◆ Source text
* * * *

Most non-trivial software development work tends to be billed as T&M. The agile approach with a T&M contract is attractive to both the customer and the vendor and generally has important advantages over payment on deliverables:

  1. Reduced risk. If a tested, working product is delivered continuously / incrementally then the amount of the work that is "at risk" at any one time is very small. The customer can walk away with a potentially deployable product and without losing much. This contrasts with up-front specified deliverables where the risk of non-delivery or a poor quality product is bound to be greater and dropping the software vendor can be extremely difficult.

  2. Reduced cost. Vendors tend to add a very significant premium on to fixed-price deliverables. T&M is typically much cheaper.

  3. Improved collaboration. Fixed-deliverable, fixed-price contracts are really only attractive where there is a high degree of trust between vendor and customer. T&M contracts demand collaboration but they also give the opportunity for vendor and customer to demonstrate their commitment to each other - and to walk away if they are not satisfied.

* * * *

◆ Written problem A
Quote the passage on T&M contracts in full, word for word.
These records have no connection to the passage on T&M contracts.

* * * *

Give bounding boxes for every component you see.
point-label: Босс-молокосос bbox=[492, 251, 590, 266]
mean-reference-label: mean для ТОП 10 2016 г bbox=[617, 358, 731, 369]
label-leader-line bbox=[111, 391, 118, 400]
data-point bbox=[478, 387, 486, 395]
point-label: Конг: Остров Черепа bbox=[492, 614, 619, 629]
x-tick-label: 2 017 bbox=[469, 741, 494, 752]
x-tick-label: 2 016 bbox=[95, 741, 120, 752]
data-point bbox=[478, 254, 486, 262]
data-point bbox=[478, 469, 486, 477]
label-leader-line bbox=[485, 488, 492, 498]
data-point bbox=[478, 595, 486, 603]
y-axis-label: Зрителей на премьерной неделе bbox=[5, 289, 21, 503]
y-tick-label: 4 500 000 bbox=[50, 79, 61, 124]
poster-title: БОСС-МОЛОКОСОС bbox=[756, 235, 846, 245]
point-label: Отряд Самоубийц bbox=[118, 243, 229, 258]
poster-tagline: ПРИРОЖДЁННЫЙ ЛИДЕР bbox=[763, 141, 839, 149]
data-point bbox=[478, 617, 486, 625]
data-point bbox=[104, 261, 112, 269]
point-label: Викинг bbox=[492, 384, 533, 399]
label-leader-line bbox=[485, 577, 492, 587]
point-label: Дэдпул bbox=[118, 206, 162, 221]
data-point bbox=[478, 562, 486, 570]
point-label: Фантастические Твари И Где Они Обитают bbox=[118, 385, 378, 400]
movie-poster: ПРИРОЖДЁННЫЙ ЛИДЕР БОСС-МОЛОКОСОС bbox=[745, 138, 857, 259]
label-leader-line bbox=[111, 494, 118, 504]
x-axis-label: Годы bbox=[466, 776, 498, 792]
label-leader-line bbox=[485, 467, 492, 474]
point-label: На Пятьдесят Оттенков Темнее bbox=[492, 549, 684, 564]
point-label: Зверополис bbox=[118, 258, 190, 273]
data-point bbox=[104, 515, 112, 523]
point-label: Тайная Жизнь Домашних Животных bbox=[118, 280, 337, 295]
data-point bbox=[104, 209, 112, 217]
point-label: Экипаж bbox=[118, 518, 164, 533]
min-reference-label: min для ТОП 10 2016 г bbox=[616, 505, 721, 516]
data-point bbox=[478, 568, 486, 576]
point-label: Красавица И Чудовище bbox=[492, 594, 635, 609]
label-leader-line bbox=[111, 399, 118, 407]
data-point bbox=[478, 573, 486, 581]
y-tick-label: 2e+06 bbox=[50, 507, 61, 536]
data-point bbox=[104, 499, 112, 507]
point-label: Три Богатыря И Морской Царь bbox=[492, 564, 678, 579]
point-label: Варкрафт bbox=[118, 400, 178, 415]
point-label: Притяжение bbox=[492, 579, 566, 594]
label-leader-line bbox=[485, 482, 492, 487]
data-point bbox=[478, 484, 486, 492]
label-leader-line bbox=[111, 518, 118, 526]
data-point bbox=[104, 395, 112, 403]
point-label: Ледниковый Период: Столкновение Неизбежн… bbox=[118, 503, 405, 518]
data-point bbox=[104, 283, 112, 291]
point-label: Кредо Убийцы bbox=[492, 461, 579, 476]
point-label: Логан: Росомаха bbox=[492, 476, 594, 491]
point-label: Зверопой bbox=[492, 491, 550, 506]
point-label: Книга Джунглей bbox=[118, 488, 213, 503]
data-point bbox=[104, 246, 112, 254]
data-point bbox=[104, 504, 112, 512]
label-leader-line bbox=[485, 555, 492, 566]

* * * *

◆ Written problem B
In the records, rewrite the section that opens with the first line and closes with the line containing "point-label: Фантастические Твари", both included. Replace "data-point" with "data-marker" everywhere in it, change nothing else, and return only those lines.

◆ Full solution A
Most non-trivial software development work tends to be billed as T&M. The agile approach with a T&M contract is attractive to both the customer and the vendor and generally has important advantages over payment on deliverables:

  1. Reduced risk. If a tested, working product is delivered continuously / incrementally then the amount of the work that is "at risk" at any one time is very small. The customer can walk away with a potentially deployable product and without losing much. This contrasts with up-front specified deliverables where the risk of non-delivery or a poor quality product is bound to be greater and dropping the software vendor can be extremely difficult.

  2. Reduced cost. Vendors tend to add a very significant premium on to fixed-price deliverables. T&M is typically much cheaper.

  3. Improved collaboration. Fixed-deliverable, fixed-price contracts are really only attractive where there is a high degree of trust between vendor and customer. T&M contracts demand collaboration but they also give the opportunity for vendor and customer to demonstrate their commitment to each other - and to walk away if they are not satisfied.

◆ Full solution B
Give bounding boxes for every component you see.
point-label: Босс-молокосос bbox=[492, 251, 590, 266]
mean-reference-label: mean для ТОП 10 2016 г bbox=[617, 358, 731, 369]
label-leader-line bbox=[111, 391, 118, 400]
data-marker bbox=[478, 387, 486, 395]
point-label: Конг: Остров Черепа bbox=[492, 614, 619, 629]
x-tick-label: 2 017 bbox=[469, 741, 494, 752]
x-tick-label: 2 016 bbox=[95, 741, 120, 752]
data-marker bbox=[478, 254, 486, 262]
data-marker bbox=[478, 469, 486, 477]
label-leader-line bbox=[485, 488, 492, 498]
data-marker bbox=[478, 595, 486, 603]
y-axis-label: Зрителей на премьерной неделе bbox=[5, 289, 21, 503]
y-tick-label: 4 500 000 bbox=[50, 79, 61, 124]
poster-title: БОСС-МОЛОКОСОС bbox=[756, 235, 846, 245]
point-label: Отряд Самоубийц bbox=[118, 243, 229, 258]
poster-tagline: ПРИРОЖДЁННЫЙ ЛИДЕР bbox=[763, 141, 839, 149]
data-marker bbox=[478, 617, 486, 625]
data-marker bbox=[104, 261, 112, 269]
point-label: Викинг bbox=[492, 384, 533, 399]
label-leader-line bbox=[485, 577, 492, 587]
point-label: Дэдпул bbox=[118, 206, 162, 221]
data-marker bbox=[478, 562, 486, 570]
point-label: Фантастические Твари И Где Они Обитают bbox=[118, 385, 378, 400]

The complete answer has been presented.